Goal >> In the records that follow, locate every line with "mode" and extract it.

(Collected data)
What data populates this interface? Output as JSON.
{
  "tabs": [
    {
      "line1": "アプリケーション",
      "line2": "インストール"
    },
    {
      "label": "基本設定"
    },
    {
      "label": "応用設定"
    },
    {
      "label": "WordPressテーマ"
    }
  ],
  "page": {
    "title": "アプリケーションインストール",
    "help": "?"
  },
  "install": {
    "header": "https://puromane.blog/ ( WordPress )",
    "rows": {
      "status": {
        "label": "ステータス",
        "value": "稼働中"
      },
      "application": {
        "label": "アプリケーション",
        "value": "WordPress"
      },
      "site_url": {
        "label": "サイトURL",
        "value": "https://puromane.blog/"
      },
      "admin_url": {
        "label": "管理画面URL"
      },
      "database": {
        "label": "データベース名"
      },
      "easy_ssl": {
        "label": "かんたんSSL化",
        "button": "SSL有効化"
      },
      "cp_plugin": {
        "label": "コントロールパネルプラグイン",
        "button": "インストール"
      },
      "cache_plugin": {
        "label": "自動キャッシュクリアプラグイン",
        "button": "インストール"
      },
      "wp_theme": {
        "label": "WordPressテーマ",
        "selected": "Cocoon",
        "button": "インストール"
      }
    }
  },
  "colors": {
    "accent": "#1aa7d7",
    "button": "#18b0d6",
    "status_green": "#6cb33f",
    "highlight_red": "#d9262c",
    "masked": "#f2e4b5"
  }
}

---

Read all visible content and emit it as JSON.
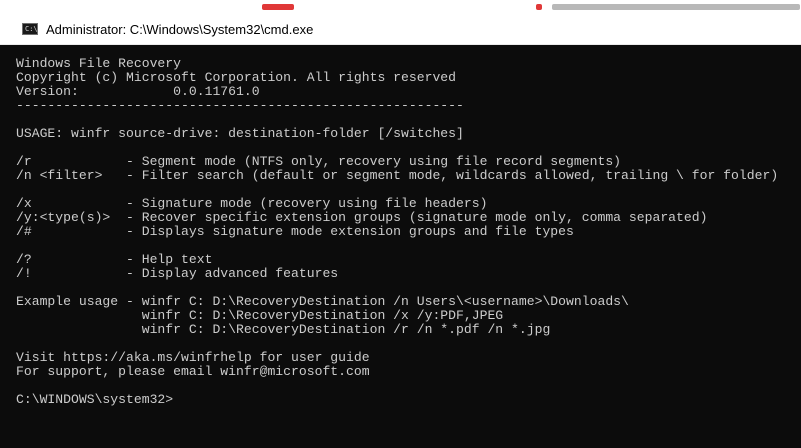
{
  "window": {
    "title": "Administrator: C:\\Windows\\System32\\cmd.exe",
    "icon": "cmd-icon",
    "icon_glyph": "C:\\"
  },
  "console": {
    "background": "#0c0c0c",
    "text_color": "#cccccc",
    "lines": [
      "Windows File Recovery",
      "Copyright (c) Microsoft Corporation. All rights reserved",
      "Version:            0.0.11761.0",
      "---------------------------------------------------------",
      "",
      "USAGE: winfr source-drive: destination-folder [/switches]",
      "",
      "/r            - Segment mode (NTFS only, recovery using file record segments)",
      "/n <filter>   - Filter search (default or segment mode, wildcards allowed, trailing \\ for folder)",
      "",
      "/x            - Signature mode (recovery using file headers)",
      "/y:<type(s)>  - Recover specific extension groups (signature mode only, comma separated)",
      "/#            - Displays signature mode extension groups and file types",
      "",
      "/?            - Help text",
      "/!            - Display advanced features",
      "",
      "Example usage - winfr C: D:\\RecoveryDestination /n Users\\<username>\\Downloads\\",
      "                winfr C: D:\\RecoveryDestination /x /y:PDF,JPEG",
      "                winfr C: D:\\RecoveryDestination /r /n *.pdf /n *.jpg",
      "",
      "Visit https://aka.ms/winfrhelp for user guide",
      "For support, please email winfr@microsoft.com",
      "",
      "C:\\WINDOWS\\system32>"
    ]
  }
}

---

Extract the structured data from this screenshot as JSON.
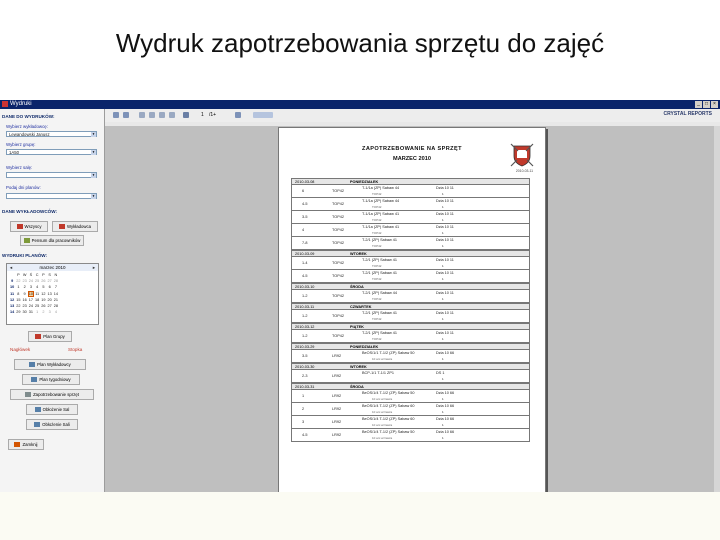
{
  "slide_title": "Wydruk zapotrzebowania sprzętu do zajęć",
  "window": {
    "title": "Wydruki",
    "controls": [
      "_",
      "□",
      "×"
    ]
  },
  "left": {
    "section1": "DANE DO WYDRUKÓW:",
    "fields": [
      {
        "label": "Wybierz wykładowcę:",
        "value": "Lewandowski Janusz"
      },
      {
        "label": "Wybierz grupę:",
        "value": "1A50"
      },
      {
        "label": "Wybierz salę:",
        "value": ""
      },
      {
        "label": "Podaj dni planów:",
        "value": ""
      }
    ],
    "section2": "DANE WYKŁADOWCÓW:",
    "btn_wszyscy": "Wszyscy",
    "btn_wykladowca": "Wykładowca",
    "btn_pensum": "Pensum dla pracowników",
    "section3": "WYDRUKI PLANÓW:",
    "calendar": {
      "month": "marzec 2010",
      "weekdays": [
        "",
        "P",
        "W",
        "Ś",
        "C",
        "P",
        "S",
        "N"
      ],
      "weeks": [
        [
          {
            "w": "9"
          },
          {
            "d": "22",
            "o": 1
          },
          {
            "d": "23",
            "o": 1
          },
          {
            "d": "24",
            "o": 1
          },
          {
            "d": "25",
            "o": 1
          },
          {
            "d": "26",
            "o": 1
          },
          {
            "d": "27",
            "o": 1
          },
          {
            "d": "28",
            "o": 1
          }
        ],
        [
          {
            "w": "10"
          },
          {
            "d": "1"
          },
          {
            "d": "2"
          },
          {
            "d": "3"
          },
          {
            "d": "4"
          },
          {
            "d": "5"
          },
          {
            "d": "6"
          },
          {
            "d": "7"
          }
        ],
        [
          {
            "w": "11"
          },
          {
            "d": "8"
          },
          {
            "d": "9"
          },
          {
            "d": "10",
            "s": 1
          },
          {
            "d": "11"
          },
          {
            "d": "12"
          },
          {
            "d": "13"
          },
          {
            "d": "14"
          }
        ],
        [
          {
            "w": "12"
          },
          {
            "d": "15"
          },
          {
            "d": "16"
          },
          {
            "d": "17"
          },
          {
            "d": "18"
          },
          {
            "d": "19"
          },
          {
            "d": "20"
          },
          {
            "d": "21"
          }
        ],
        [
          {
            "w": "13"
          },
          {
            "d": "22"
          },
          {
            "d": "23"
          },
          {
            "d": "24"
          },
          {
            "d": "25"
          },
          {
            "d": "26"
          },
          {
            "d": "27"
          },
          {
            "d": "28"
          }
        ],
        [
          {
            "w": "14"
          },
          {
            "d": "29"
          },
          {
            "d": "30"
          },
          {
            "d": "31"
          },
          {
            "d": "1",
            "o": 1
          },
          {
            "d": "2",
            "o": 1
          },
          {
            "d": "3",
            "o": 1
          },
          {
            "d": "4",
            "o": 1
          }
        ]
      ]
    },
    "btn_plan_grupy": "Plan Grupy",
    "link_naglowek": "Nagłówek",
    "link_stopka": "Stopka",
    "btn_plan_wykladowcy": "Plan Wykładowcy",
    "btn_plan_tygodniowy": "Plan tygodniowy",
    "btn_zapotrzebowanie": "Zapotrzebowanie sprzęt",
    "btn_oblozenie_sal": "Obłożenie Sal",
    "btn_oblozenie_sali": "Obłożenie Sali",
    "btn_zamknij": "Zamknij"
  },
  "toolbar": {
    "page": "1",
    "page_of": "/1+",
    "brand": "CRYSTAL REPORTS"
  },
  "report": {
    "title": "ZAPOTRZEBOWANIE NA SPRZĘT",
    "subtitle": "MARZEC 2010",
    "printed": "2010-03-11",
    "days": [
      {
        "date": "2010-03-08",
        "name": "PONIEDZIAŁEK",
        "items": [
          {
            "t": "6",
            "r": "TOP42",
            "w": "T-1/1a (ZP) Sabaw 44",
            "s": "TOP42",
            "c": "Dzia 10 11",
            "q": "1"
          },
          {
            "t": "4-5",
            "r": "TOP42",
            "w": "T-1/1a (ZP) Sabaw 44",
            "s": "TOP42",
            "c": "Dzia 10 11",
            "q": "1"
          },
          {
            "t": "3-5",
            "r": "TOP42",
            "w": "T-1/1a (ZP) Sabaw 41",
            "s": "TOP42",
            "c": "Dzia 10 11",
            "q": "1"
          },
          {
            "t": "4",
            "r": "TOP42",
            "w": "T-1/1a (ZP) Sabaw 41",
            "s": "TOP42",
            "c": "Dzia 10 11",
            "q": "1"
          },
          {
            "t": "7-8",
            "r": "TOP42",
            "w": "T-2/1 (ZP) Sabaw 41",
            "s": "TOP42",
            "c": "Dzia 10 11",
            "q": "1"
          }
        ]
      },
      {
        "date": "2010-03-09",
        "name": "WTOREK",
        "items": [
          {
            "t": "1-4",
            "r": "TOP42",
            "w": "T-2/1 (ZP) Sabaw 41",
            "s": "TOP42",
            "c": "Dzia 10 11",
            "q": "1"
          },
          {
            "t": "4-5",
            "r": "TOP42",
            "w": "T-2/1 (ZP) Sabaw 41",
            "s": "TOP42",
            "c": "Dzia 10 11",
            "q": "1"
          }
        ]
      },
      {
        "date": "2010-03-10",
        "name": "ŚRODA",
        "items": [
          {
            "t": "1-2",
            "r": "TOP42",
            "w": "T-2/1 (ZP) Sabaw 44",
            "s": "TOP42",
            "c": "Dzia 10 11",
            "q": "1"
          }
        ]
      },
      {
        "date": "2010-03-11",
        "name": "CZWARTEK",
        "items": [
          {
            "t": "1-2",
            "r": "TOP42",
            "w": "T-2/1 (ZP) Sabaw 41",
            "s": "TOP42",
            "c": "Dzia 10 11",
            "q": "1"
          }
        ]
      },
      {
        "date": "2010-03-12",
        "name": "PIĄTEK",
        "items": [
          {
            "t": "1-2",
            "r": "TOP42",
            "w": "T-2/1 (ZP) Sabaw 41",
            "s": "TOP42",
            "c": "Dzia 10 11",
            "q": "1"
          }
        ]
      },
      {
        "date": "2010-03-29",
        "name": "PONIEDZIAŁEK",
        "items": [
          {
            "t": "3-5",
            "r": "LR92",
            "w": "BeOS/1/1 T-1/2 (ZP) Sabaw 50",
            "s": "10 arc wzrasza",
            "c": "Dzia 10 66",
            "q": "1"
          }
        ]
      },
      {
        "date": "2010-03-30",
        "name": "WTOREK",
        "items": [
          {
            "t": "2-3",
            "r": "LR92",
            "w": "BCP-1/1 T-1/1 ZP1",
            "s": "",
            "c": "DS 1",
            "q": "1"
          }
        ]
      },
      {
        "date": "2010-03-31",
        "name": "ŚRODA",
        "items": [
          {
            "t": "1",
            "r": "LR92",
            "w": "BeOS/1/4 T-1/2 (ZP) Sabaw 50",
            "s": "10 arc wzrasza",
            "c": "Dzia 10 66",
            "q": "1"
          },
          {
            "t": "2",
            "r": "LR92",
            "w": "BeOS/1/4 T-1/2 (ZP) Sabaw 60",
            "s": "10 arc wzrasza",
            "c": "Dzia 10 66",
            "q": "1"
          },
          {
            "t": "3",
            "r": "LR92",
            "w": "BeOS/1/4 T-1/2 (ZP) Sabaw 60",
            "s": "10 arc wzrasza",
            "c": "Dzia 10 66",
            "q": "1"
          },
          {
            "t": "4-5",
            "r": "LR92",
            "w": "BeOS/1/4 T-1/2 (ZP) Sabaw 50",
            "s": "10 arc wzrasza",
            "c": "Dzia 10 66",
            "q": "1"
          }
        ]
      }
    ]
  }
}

In response >>
      "/r            - Segment mode (NTFS only, recovery using file record segments)",
      "/n <filter>   - Filter search (default or segment mode, wildcards allowed, trailing \\ for folder)",
      "/x            - Signature mode (recovery using file headers)",
      "/y:<type(s)>  - Recover specific extension groups (signature mode only, comma separated)",
      "/#            - Displays signature mode extension groups and file types",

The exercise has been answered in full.